AI systems, like most cloud systems, are composed of models, servers, software, and more, each of which can be provided by a different role.

We follow the roles outlined in the CSA AI Controls Matrix (AICM).

Each role also has promises associated with them (read more on promise theory here).

Together these run AI systems, from image recognition systems to Large Language Model based customer support systems.

AI Customer (AIC)

End users of AI applications. This includes the actual users as well as their organizational units. Even though they are only providing a service to themselves, they are still responsible for certain security and control functions. Some of responsibilities are in the interest of their providers, and those are typically included in an AUP (Acceptable Usage Policy). For example, customers should maintain appropriate authorizations of users, and refrain from overloading their providers. Customers are also responsible for the business use of the data that is returned by the AI application.

The customer promises:

  • “I promise to use AI services responsibly and maintain appropriate authorizations for my users.”

  • Secondary promise: “I promise to verify AI outputs before using them for critical business decisions.”

Application Provider (AP)

These providers build and offer end-user applications that leverage generative AI models for specific tasks such as content creation, chatbots, code generation, and enterprise automation.

(Document structure recognition lines)
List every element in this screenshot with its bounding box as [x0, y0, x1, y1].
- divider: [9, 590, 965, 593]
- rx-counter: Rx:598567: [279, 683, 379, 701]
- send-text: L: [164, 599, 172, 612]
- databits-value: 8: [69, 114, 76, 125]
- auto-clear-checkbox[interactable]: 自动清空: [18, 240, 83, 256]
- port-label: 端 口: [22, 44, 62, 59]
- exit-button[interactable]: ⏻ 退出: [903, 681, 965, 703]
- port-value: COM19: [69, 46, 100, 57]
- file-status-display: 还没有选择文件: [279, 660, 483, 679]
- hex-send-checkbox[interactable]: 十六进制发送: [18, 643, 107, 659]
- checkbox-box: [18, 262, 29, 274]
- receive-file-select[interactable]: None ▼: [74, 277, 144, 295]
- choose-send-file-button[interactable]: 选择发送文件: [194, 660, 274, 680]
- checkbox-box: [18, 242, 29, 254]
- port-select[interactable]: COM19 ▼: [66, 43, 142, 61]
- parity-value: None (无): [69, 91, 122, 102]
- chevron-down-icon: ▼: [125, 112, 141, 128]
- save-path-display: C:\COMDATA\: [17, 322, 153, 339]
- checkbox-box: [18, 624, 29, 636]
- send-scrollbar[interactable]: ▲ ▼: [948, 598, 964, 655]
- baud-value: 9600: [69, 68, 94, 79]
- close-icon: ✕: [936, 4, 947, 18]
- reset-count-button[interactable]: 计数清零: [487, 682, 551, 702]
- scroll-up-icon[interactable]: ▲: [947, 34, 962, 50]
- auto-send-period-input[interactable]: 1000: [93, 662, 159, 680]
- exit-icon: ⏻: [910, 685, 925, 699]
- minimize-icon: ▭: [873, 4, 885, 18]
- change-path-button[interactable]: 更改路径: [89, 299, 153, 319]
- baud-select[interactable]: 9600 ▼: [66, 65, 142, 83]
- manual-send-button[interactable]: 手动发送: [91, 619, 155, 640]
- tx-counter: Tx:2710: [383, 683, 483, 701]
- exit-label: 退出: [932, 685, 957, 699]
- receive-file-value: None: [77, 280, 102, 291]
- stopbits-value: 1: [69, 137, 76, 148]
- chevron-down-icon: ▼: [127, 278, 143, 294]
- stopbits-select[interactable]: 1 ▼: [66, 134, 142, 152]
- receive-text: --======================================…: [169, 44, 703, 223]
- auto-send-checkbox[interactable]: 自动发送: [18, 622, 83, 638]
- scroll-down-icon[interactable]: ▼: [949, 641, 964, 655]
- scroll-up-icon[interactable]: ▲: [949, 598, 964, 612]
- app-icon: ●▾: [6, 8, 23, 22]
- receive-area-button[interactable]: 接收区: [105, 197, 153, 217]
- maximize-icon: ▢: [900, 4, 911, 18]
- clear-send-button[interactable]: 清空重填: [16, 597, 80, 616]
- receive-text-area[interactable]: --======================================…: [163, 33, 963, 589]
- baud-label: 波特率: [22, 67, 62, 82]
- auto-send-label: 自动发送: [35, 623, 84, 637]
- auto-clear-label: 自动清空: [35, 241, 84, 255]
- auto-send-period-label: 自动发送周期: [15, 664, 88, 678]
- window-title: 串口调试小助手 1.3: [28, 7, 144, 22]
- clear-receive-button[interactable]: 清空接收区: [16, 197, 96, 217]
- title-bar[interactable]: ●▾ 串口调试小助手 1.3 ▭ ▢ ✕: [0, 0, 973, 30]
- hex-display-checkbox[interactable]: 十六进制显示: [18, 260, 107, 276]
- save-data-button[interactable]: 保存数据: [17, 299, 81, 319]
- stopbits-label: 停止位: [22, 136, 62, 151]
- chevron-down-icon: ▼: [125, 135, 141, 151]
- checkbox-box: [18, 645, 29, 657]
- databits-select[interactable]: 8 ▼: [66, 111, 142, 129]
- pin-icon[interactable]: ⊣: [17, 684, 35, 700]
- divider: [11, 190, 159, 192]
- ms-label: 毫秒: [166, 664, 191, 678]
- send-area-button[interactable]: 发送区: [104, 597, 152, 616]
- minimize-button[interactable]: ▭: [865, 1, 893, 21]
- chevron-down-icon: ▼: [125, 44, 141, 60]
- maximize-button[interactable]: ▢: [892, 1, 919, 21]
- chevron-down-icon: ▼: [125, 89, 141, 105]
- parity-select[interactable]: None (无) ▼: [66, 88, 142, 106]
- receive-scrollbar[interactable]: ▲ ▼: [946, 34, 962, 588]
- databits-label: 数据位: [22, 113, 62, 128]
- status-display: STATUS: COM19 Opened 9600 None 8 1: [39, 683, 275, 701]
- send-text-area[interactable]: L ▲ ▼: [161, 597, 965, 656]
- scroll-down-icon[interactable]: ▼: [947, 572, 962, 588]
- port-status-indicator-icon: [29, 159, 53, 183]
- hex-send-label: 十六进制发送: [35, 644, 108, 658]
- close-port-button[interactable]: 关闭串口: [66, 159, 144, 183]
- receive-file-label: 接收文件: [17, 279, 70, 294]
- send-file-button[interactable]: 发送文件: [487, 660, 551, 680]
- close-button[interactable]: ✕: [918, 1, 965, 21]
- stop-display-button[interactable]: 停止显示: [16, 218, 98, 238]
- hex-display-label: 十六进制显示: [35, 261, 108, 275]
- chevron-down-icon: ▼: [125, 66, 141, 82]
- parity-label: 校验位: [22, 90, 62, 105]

- EXERCISE PROMPT: According to the text on AI system roles, what are customers responsible for regarding the data returned by the AI application?

- EXERCISE ANSWER: Customers are responsible for the business use of the data that is returned by the AI application.